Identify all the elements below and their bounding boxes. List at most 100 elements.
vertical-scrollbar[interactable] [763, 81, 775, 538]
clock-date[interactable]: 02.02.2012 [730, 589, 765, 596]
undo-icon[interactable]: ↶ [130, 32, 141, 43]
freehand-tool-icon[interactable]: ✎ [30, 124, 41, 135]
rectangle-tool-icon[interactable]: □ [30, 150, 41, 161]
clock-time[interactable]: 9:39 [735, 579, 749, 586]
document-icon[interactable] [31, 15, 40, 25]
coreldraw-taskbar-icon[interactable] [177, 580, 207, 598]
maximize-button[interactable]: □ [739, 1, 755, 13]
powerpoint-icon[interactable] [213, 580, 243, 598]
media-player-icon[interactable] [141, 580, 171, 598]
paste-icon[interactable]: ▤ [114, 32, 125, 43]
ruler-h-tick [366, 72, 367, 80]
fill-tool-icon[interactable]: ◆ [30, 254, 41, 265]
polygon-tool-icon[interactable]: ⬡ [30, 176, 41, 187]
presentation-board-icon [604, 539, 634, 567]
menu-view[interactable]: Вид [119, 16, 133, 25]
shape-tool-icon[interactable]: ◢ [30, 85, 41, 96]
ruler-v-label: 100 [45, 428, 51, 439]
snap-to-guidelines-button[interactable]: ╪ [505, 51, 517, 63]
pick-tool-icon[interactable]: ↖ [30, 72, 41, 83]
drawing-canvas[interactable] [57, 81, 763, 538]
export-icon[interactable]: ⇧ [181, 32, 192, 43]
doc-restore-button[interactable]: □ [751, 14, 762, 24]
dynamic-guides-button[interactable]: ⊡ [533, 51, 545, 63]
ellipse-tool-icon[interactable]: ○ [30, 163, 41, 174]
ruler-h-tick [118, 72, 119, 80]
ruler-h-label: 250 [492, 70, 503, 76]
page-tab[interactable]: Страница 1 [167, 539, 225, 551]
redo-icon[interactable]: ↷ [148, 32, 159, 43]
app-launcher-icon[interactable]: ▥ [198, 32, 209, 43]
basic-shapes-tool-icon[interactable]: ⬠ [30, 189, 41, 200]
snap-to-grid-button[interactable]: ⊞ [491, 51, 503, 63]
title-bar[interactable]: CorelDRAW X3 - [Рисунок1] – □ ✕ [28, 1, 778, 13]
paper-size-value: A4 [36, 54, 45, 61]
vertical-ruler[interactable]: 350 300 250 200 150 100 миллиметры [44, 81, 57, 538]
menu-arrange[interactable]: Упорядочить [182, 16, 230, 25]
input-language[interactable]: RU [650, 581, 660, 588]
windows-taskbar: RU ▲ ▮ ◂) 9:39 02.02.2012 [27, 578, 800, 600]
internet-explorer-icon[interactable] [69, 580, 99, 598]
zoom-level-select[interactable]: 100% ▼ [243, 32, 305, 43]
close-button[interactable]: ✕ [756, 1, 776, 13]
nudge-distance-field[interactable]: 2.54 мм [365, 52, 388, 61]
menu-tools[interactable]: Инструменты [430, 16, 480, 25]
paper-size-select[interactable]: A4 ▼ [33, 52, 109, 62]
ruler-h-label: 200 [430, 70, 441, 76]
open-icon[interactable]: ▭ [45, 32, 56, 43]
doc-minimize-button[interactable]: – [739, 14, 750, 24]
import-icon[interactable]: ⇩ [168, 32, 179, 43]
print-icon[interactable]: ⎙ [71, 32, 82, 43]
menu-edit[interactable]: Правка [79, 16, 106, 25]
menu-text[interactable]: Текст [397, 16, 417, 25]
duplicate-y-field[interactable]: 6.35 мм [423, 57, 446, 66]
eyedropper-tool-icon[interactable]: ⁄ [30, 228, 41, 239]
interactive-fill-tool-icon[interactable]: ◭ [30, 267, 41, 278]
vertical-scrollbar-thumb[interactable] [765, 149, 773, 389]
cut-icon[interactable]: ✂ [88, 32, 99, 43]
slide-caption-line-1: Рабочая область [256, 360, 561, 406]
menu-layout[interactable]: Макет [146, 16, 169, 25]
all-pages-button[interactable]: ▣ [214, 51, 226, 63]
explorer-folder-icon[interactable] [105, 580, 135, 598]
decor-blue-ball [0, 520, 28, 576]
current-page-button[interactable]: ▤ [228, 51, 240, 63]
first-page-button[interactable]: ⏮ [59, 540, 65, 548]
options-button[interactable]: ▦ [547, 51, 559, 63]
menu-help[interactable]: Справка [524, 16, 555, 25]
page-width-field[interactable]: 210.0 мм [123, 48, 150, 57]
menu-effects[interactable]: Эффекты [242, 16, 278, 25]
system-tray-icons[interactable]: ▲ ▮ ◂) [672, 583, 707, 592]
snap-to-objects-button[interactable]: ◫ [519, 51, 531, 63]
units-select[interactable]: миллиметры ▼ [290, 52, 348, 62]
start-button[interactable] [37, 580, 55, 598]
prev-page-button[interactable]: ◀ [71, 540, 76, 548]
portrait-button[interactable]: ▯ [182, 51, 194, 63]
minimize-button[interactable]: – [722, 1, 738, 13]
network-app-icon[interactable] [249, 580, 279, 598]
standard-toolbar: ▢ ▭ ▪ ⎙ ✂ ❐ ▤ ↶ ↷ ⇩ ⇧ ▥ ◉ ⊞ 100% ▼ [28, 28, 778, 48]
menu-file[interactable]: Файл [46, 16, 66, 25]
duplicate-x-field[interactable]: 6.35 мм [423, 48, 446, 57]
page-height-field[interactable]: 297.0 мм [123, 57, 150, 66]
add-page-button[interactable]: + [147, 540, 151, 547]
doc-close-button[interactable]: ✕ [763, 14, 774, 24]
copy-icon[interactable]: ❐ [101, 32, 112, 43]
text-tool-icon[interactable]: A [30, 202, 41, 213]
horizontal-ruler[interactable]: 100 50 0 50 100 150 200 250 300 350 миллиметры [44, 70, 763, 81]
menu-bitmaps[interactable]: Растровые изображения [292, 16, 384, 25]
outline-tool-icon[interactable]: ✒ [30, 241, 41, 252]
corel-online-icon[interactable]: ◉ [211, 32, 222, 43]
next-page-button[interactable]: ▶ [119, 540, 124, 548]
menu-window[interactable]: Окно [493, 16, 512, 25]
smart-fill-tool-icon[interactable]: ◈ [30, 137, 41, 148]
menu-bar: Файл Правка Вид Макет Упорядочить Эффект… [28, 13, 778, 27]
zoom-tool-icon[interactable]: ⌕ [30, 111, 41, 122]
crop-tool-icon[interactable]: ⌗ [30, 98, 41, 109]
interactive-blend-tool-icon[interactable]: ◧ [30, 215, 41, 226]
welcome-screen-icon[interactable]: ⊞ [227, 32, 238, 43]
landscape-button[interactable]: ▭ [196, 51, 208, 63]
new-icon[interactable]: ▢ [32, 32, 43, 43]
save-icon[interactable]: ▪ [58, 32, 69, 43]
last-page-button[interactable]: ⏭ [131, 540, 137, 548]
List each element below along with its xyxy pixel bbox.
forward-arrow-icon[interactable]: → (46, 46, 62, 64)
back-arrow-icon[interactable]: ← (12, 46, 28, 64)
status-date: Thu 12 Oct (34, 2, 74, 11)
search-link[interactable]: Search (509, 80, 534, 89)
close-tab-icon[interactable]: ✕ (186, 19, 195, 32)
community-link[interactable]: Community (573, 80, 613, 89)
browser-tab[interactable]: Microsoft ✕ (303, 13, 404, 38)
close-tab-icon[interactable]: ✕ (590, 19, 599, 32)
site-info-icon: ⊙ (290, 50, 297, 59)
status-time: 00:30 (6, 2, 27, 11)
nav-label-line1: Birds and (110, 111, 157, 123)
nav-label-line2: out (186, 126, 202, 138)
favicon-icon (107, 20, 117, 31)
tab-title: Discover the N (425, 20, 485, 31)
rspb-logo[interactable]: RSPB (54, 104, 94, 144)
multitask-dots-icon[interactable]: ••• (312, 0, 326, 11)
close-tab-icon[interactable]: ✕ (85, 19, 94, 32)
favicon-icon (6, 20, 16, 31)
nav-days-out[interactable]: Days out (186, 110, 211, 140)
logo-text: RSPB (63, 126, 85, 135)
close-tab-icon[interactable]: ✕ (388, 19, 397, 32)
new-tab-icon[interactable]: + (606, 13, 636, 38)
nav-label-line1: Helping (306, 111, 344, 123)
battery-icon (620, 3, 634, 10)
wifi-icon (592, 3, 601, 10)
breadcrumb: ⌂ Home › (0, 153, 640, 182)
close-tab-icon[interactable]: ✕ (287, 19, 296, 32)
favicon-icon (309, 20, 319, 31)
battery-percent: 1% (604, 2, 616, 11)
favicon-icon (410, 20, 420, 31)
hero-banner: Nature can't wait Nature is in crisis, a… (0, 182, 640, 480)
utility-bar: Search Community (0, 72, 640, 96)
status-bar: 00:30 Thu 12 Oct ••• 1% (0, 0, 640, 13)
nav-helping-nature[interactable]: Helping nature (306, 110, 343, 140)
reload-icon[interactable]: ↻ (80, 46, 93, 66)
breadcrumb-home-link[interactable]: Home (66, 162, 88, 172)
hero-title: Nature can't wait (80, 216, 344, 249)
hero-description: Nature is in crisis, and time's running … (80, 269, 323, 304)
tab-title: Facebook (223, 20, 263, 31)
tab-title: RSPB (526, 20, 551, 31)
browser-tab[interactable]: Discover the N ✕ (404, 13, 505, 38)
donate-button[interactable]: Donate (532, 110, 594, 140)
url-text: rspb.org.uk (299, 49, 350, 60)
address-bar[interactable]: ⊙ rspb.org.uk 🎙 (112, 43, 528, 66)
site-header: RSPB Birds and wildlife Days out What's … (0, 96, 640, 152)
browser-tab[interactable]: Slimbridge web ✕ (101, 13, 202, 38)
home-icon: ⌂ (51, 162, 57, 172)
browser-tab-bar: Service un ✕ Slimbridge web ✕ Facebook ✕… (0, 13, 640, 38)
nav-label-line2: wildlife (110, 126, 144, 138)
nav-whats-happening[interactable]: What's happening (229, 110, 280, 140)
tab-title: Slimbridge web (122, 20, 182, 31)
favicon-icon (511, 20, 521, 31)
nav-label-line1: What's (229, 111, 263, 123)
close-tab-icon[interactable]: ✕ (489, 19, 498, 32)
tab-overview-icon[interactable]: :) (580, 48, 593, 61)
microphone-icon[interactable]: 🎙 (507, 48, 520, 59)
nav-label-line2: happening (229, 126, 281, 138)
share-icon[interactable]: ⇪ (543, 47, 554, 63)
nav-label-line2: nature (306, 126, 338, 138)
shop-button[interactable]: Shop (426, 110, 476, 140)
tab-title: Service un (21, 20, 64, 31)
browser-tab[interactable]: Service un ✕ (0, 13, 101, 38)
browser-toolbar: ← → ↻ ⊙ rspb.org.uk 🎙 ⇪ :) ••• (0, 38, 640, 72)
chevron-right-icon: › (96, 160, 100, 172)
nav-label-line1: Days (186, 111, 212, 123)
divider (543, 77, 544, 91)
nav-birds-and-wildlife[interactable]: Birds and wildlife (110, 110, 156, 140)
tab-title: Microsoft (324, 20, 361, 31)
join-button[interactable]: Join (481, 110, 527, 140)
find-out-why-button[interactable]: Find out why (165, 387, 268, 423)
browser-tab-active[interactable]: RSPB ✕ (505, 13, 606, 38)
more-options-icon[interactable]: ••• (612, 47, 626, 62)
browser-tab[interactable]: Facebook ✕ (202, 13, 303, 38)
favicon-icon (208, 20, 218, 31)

# # # # # # #

### INSTRUCTION
Update the records from their first line through the line that contains "clock-time[interactable]: 9:39 [735, 579, 749, 586]" by putting "clickable" wherever "interactable" appears. Leave everything else in those lines unchanged.

### THE OUTPUT
Identify all the elements below and their bounding boxes. List at most 100 elements.
vertical-scrollbar[clickable] [763, 81, 775, 538]
clock-date[clickable]: 02.02.2012 [730, 589, 765, 596]
undo-icon[clickable]: ↶ [130, 32, 141, 43]
freehand-tool-icon[clickable]: ✎ [30, 124, 41, 135]
rectangle-tool-icon[clickable]: □ [30, 150, 41, 161]
clock-time[clickable]: 9:39 [735, 579, 749, 586]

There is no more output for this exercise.